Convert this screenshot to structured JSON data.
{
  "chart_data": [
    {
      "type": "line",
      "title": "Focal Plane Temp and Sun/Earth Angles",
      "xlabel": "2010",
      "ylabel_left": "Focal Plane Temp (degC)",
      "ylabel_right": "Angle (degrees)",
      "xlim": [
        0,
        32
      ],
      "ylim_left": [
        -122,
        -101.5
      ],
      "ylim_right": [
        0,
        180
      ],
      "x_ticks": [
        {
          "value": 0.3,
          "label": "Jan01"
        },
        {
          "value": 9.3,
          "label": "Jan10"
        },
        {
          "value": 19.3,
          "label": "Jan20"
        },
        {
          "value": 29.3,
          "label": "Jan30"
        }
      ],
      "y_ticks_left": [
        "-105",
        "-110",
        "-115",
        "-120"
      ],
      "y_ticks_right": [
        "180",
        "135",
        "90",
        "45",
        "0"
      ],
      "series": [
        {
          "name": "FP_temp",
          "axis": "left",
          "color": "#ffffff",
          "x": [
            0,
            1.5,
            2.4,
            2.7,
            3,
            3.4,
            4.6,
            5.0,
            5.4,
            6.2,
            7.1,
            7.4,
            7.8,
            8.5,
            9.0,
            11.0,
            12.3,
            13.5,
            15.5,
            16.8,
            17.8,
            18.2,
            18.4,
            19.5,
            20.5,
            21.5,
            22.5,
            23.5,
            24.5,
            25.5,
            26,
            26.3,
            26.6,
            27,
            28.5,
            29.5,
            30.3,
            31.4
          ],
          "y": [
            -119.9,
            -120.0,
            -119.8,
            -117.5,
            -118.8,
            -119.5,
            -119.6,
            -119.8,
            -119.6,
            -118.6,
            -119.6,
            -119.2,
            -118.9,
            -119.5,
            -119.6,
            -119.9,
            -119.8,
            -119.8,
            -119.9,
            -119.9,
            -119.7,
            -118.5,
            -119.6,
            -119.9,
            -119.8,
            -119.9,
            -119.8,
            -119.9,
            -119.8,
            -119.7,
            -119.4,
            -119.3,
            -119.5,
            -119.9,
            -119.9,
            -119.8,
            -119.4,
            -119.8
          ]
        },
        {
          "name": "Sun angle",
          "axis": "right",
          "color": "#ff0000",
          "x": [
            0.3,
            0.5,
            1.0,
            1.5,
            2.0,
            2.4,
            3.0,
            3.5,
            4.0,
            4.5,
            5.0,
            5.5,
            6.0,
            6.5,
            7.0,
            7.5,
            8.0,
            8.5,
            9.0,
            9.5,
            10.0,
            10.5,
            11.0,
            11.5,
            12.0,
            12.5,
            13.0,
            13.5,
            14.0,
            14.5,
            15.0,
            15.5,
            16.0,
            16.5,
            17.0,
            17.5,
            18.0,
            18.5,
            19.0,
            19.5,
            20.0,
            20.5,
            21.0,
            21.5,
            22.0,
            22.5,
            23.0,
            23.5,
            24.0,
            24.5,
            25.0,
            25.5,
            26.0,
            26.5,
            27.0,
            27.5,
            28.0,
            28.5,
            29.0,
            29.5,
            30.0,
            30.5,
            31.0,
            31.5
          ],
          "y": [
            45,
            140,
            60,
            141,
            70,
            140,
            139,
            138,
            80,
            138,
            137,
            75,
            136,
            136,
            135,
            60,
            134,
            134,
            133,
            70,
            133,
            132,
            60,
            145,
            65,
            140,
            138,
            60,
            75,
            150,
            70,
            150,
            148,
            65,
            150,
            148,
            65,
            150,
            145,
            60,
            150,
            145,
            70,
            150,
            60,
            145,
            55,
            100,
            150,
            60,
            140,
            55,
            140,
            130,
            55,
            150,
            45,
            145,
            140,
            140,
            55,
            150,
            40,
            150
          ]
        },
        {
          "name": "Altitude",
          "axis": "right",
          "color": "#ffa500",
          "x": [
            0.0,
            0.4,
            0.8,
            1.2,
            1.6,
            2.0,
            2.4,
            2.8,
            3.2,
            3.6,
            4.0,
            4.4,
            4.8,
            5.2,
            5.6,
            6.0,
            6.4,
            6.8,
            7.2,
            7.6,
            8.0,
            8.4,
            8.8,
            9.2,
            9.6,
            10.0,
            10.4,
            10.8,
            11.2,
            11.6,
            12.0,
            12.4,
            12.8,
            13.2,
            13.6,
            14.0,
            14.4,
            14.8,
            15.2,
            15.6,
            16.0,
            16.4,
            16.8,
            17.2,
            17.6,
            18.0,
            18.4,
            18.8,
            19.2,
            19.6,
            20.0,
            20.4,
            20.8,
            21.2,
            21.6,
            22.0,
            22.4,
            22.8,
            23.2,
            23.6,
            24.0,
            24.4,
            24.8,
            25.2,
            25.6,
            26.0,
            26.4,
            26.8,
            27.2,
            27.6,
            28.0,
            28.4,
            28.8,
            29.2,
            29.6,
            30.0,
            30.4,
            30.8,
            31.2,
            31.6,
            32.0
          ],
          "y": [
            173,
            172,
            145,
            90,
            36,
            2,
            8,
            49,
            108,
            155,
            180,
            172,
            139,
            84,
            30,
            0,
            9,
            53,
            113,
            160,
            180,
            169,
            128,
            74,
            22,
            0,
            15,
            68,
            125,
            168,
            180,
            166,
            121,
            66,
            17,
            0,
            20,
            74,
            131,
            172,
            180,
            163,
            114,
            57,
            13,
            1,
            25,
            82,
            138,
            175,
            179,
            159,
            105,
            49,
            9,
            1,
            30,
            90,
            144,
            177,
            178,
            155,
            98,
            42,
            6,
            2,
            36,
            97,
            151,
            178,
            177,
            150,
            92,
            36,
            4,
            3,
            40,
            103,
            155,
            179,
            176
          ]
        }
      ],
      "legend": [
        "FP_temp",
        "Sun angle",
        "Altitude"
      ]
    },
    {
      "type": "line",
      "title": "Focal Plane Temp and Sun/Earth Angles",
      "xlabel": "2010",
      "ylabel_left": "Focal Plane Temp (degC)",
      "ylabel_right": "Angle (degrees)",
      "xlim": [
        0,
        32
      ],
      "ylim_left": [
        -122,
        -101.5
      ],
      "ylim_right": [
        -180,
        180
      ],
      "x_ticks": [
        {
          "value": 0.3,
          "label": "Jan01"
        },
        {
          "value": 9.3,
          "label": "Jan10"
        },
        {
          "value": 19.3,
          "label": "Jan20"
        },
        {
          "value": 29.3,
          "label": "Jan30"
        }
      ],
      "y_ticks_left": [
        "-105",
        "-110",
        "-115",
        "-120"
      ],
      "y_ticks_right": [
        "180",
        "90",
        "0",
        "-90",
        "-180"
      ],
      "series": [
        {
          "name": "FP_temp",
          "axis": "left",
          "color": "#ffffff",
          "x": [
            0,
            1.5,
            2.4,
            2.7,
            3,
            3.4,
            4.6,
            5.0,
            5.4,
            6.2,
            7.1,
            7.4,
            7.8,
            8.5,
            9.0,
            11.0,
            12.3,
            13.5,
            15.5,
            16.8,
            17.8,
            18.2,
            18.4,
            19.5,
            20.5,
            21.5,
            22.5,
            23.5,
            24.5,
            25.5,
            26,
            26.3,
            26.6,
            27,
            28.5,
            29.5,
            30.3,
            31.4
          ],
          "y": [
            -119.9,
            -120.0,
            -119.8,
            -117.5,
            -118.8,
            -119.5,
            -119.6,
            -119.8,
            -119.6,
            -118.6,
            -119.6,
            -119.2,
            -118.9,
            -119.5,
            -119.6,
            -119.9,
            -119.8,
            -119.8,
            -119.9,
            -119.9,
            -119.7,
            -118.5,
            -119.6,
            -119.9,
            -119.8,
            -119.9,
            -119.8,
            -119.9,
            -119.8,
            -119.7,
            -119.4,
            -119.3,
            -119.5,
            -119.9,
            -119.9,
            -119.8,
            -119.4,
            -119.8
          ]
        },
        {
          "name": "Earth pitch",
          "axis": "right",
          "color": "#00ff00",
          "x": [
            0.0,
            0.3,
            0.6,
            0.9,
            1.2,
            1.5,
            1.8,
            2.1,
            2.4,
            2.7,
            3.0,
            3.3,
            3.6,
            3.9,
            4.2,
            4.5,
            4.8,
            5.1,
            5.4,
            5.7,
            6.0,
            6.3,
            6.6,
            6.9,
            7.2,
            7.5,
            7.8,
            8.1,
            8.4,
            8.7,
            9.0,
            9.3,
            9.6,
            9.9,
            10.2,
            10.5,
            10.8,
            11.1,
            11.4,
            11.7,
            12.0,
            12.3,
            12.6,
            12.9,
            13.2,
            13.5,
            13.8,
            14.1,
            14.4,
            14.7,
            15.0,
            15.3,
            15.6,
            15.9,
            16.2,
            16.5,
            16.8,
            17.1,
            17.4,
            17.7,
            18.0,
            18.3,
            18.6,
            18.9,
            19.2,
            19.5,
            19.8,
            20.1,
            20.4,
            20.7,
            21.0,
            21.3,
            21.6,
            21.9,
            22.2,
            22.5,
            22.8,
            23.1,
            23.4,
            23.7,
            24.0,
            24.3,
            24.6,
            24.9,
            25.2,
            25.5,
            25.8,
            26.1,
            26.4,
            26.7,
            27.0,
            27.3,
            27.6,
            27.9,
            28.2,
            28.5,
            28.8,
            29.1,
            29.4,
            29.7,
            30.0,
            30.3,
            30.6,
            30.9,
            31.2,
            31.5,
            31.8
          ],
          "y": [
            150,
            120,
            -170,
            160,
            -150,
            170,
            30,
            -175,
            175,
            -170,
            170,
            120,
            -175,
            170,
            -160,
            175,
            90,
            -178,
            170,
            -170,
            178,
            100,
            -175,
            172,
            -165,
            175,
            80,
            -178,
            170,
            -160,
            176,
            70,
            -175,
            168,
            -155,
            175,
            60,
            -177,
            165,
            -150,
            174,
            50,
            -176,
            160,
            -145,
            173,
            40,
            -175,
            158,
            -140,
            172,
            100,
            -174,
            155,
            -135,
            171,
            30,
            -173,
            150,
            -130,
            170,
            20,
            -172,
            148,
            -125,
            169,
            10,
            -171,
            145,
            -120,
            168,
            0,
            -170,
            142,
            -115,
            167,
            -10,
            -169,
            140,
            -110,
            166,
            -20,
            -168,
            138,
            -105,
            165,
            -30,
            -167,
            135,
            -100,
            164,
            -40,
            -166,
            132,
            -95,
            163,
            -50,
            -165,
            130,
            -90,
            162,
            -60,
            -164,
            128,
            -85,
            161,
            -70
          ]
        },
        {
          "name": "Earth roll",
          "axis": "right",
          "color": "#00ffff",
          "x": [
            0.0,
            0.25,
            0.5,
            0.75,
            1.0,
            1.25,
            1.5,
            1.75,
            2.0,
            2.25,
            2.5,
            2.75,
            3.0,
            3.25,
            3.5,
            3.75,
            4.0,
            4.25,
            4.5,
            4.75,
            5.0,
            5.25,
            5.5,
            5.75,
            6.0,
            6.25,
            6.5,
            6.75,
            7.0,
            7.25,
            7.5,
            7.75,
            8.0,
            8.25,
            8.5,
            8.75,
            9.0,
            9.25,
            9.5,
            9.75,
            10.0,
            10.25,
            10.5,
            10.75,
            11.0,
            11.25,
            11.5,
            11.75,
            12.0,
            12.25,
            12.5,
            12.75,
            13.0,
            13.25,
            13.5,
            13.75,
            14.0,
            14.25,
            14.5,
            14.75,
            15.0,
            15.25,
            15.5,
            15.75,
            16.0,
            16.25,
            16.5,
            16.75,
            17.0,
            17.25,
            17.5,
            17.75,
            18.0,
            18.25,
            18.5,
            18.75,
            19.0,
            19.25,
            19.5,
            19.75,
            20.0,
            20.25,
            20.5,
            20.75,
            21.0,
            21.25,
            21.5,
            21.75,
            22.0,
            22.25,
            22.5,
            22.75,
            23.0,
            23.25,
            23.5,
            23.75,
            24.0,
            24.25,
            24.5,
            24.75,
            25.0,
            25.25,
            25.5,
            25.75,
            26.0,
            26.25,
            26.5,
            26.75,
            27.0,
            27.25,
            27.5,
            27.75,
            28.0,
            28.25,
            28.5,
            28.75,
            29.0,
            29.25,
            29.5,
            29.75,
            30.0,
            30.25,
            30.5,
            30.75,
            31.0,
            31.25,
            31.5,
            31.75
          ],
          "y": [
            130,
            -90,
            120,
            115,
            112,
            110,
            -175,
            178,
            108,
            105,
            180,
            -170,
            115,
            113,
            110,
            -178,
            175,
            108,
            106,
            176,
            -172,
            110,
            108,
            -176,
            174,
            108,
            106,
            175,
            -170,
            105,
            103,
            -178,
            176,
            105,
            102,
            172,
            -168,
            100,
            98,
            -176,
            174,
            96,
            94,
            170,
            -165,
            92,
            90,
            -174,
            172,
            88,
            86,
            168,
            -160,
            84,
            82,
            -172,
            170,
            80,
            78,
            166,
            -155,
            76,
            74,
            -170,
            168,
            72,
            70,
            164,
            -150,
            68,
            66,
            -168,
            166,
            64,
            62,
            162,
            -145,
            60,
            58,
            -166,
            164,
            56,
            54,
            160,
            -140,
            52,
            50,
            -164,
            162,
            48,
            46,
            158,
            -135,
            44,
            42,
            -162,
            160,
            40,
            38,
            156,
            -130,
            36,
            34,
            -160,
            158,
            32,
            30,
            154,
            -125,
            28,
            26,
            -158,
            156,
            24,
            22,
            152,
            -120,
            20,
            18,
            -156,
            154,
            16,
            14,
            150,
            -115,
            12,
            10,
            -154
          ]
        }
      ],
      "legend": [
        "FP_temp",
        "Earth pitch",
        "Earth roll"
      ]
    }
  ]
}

### Work to do
Gather and return every line that holds the string "Earth".

### Result of this exercise
      "title": "Focal Plane Temp and Sun/Earth Angles",
      "title": "Focal Plane Temp and Sun/Earth Angles",
          "name": "Earth pitch",
          "name": "Earth roll",
        "Earth pitch",
        "Earth roll"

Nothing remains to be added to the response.